◆ **Your goal**: List all lines in the material below that contain "Output".

◆ **Extracted entries**:
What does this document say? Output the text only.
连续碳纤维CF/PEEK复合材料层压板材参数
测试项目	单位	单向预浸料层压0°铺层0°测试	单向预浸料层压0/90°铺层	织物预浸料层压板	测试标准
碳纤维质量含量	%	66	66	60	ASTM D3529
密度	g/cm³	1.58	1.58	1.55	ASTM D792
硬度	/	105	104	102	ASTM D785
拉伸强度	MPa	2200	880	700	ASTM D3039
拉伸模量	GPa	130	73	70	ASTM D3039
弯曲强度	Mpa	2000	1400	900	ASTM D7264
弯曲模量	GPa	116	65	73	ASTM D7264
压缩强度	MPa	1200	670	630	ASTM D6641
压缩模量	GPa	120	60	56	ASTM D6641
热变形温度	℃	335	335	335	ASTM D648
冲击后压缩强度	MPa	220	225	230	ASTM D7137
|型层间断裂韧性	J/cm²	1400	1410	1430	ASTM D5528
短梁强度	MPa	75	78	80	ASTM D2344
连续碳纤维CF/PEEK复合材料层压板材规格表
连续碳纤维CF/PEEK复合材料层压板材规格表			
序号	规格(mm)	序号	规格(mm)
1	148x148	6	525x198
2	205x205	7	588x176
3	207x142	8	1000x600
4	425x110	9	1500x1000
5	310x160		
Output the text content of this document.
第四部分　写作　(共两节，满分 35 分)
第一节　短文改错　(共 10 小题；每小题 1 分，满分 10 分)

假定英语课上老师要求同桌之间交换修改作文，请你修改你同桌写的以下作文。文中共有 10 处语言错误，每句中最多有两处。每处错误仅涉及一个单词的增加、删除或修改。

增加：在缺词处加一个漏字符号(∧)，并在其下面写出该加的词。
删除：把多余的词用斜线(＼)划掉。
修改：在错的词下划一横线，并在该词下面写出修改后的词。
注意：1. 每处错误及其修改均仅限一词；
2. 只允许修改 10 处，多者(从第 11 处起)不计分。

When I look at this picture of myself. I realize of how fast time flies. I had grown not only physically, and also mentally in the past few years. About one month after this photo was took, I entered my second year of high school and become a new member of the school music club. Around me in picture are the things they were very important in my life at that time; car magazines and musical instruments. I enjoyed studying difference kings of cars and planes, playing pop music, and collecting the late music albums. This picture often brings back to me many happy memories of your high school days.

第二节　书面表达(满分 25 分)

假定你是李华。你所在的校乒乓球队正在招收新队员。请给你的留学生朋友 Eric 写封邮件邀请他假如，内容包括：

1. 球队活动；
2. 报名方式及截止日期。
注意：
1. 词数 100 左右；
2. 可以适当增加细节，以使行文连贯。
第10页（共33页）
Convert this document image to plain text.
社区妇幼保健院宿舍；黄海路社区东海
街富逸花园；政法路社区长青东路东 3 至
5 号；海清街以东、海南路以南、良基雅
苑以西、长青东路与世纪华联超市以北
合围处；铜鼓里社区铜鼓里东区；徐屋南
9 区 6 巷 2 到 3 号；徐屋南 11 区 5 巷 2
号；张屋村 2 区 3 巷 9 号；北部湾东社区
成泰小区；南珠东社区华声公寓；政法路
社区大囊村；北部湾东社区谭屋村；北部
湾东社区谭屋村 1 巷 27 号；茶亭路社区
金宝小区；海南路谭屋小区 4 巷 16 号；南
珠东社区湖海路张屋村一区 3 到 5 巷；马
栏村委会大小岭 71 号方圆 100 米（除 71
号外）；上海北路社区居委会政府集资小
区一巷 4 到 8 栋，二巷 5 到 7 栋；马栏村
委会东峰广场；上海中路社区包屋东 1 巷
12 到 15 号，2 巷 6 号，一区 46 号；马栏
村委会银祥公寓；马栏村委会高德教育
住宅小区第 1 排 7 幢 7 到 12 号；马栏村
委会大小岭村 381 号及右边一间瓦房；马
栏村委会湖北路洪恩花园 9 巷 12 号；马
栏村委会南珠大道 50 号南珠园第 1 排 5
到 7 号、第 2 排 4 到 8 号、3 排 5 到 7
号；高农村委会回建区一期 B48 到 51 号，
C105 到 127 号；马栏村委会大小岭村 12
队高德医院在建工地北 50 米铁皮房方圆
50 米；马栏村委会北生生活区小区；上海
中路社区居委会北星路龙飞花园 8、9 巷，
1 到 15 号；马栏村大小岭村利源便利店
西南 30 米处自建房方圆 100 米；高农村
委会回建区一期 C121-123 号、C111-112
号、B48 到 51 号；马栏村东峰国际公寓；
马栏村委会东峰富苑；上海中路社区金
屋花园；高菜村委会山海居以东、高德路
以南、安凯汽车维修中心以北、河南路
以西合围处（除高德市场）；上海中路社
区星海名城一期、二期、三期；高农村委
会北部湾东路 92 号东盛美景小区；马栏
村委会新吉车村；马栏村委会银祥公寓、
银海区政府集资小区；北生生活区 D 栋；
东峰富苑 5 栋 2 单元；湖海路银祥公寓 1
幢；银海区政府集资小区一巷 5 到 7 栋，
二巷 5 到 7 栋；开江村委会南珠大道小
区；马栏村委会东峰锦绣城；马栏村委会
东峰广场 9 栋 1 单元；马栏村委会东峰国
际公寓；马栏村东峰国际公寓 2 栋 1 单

◆ **Result of the task**:
What does this document say? Output the text only.
Output the text content of this document.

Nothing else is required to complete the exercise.